[Start of Dataset records]
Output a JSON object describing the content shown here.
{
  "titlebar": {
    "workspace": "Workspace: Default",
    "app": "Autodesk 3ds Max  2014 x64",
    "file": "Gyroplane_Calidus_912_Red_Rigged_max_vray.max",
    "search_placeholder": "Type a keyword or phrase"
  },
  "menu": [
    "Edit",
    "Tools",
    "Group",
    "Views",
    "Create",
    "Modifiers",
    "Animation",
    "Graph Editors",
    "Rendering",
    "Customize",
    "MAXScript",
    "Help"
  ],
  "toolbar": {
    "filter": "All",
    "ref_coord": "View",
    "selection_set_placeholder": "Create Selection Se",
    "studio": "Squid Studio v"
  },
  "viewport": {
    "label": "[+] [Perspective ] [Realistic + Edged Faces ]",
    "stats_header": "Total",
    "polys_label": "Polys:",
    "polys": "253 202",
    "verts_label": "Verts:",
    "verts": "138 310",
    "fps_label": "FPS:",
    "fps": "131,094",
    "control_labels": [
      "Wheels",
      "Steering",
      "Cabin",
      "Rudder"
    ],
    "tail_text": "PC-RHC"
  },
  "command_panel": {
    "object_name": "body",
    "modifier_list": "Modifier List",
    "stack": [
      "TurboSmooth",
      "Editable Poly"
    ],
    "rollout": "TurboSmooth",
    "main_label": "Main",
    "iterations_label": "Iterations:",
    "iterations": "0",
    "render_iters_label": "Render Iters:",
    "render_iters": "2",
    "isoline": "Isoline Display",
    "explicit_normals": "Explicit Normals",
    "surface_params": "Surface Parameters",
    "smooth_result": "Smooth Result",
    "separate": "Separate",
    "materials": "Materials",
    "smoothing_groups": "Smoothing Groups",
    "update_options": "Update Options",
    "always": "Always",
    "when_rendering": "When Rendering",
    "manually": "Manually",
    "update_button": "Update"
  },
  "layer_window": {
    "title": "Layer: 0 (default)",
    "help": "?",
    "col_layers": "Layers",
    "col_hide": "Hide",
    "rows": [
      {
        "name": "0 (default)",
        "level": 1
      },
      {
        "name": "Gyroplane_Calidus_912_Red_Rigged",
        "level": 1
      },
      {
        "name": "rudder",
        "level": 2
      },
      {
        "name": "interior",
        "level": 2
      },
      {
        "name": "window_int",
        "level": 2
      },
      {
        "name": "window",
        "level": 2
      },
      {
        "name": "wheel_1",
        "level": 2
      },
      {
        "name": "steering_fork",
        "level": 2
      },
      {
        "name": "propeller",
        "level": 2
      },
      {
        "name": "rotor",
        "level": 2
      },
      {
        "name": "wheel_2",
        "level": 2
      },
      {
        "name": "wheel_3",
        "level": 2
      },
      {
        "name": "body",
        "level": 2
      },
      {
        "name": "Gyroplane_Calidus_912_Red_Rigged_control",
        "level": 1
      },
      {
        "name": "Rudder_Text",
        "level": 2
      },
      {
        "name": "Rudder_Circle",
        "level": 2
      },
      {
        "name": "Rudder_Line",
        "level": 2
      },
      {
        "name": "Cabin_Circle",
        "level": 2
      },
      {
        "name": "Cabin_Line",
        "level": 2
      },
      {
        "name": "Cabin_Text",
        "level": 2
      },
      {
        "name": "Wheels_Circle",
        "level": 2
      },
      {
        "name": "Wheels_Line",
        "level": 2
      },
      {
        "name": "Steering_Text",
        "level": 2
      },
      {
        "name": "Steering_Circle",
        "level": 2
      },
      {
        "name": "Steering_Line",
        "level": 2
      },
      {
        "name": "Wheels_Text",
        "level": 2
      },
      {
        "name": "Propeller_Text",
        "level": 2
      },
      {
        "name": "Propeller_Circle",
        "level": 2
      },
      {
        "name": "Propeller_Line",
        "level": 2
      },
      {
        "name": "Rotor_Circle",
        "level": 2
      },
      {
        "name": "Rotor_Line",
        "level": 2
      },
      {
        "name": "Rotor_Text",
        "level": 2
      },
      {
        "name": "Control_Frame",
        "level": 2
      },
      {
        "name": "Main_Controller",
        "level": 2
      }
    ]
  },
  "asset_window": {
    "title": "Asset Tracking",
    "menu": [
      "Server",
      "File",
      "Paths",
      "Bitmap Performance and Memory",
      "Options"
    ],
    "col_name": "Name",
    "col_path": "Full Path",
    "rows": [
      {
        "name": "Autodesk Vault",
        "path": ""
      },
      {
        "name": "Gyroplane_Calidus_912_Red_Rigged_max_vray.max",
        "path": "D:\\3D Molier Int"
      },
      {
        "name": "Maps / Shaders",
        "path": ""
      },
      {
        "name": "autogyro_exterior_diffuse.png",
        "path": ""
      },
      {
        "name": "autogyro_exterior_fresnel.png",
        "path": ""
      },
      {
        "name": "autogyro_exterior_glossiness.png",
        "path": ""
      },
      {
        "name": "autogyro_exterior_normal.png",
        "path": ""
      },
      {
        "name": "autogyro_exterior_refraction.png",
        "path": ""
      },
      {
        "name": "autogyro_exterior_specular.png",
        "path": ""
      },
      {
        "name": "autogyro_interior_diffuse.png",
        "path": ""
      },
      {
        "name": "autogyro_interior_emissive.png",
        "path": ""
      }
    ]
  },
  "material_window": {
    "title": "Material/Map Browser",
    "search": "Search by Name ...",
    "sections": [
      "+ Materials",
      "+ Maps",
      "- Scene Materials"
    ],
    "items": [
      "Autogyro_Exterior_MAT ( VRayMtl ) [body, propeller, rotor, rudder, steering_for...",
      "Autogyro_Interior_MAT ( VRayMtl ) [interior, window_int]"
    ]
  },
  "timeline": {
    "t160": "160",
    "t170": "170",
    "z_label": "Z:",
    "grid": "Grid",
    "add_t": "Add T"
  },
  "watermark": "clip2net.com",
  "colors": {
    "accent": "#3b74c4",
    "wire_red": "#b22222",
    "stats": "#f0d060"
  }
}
[End of Dataset records]
- _Requirement_
Look through the lines above and collect those with the word "Materials".

- _Problem solution_
    "materials": "Materials",
      "+ Materials",
      "- Scene Materials"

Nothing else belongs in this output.